▸ AIM OF THE EXERCISE
Look for the string "memory" in the lines and copy each line that has it.

Data records
- - -

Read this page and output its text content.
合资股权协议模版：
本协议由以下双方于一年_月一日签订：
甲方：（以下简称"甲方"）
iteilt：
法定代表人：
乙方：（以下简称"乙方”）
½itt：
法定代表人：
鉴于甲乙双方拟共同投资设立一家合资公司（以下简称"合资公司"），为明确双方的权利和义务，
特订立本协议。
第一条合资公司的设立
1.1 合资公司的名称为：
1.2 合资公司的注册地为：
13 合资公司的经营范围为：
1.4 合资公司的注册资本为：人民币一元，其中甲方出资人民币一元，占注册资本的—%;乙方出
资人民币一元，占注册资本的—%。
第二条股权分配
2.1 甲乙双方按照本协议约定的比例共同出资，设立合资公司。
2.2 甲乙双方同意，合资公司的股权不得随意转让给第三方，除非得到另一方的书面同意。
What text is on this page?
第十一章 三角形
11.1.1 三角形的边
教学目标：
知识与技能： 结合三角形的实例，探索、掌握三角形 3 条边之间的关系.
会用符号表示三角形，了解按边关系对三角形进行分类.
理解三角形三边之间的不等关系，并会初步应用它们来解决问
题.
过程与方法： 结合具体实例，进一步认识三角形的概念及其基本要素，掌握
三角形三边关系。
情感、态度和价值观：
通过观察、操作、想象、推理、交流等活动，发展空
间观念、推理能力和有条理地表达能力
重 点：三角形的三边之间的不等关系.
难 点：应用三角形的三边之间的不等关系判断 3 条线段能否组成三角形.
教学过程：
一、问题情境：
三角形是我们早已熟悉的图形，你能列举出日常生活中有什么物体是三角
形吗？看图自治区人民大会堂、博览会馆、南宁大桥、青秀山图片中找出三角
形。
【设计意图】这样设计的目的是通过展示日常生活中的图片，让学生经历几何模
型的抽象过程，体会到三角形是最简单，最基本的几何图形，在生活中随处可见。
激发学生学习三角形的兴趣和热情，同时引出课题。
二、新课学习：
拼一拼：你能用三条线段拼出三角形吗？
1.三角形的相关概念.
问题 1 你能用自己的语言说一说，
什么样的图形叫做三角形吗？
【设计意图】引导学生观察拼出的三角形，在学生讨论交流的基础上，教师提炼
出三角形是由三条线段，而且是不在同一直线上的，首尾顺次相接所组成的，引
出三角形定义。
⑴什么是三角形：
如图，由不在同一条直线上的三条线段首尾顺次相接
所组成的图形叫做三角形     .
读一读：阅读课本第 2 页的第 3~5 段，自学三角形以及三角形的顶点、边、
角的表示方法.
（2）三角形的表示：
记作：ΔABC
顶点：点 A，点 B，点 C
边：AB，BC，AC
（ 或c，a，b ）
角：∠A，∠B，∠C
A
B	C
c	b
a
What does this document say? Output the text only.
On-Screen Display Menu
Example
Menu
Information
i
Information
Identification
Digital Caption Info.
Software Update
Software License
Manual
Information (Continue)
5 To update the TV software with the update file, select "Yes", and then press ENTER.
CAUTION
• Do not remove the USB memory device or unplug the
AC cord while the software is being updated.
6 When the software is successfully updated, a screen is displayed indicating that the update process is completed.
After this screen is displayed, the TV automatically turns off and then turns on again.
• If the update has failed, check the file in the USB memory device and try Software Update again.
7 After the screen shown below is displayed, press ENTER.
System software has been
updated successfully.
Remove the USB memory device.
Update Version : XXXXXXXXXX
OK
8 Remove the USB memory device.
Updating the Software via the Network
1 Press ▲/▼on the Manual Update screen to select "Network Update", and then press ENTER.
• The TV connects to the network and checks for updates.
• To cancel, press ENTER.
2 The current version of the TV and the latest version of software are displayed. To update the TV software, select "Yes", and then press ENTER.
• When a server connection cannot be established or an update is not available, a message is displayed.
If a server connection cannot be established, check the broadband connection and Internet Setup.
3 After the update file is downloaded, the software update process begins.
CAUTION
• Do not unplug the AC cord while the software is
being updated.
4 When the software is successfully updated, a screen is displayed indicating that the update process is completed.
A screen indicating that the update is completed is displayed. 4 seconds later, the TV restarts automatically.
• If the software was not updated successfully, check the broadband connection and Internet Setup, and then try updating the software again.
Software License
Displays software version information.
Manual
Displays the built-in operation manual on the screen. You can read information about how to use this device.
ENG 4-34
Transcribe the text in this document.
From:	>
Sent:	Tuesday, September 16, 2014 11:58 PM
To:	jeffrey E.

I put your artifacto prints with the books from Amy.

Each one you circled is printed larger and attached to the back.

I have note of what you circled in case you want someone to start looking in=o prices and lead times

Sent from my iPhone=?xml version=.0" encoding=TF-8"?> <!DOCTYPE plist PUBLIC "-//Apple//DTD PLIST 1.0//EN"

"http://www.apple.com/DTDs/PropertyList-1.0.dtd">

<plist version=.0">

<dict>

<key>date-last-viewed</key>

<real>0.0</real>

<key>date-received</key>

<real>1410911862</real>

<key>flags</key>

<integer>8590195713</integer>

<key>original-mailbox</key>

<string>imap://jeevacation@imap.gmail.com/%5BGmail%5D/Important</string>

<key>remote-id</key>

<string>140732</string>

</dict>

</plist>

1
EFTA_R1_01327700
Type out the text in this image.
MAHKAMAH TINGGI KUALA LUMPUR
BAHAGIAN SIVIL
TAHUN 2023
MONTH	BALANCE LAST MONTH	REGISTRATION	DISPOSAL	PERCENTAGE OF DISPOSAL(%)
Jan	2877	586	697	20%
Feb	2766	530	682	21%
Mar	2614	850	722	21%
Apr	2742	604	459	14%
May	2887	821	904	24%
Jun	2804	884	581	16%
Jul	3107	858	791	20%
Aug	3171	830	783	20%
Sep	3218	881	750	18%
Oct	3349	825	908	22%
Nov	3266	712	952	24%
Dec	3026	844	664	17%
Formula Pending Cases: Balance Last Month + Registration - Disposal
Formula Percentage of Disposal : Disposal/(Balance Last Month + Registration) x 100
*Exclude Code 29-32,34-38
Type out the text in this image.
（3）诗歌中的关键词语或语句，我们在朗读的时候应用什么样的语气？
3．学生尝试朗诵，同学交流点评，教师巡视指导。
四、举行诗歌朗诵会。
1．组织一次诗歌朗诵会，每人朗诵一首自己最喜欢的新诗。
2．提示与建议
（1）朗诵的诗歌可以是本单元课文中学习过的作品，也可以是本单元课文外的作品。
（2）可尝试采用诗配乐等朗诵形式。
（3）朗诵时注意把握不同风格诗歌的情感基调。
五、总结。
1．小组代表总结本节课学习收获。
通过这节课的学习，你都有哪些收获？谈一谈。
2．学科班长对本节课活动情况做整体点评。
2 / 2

- - -

▸ RESULT OF THE TASK
• Do not remove the USB memory device or unplug the
• If the update has failed, check the file in the USB memory device and try Software Update again.
Remove the USB memory device.
8 Remove the USB memory device.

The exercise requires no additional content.